§ The problem
Copy each entry as it stands, leaving nothing out.

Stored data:
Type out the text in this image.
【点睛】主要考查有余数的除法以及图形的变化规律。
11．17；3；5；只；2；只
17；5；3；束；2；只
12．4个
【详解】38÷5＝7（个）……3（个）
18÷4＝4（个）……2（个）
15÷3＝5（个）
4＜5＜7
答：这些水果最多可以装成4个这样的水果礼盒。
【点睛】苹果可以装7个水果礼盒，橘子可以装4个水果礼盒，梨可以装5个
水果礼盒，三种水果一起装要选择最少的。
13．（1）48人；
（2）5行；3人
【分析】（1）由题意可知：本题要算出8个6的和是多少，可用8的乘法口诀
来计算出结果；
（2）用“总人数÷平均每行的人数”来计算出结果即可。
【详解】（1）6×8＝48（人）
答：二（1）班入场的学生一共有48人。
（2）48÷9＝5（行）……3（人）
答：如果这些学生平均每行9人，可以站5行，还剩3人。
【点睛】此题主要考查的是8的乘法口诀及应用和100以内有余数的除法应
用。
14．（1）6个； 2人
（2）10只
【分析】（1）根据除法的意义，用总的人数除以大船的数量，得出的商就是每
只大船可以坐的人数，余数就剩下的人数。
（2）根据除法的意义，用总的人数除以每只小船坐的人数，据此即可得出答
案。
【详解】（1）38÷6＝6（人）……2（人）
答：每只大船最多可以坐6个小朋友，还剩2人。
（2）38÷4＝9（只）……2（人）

§ Result of this exercise
Type out the text in this image.
【点睛】主要考查有余数的除法以及图形的变化规律。
11．17；3；5；只；2；只
17；5；3；束；2；只
12．4个
【详解】38÷5＝7（个）……3（个）
18÷4＝4（个）……2（个）
15÷3＝5（个）
4＜5＜7
答：这些水果最多可以装成4个这样的水果礼盒。
【点睛】苹果可以装7个水果礼盒，橘子可以装4个水果礼盒，梨可以装5个
水果礼盒，三种水果一起装要选择最少的。
13．（1）48人；
（2）5行；3人
【分析】（1）由题意可知：本题要算出8个6的和是多少，可用8的乘法口诀
来计算出结果；
（2）用“总人数÷平均每行的人数”来计算出结果即可。
【详解】（1）6×8＝48（人）
答：二（1）班入场的学生一共有48人。
（2）48÷9＝5（行）……3（人）
答：如果这些学生平均每行9人，可以站5行，还剩3人。
【点睛】此题主要考查的是8的乘法口诀及应用和100以内有余数的除法应
用。
14．（1）6个； 2人
（2）10只
【分析】（1）根据除法的意义，用总的人数除以大船的数量，得出的商就是每
只大船可以坐的人数，余数就剩下的人数。
（2）根据除法的意义，用总的人数除以每只小船坐的人数，据此即可得出答
案。
【详解】（1）38÷6＝6（人）……2（人）
答：每只大船最多可以坐6个小朋友，还剩2人。
（2）38÷4＝9（只）……2（人）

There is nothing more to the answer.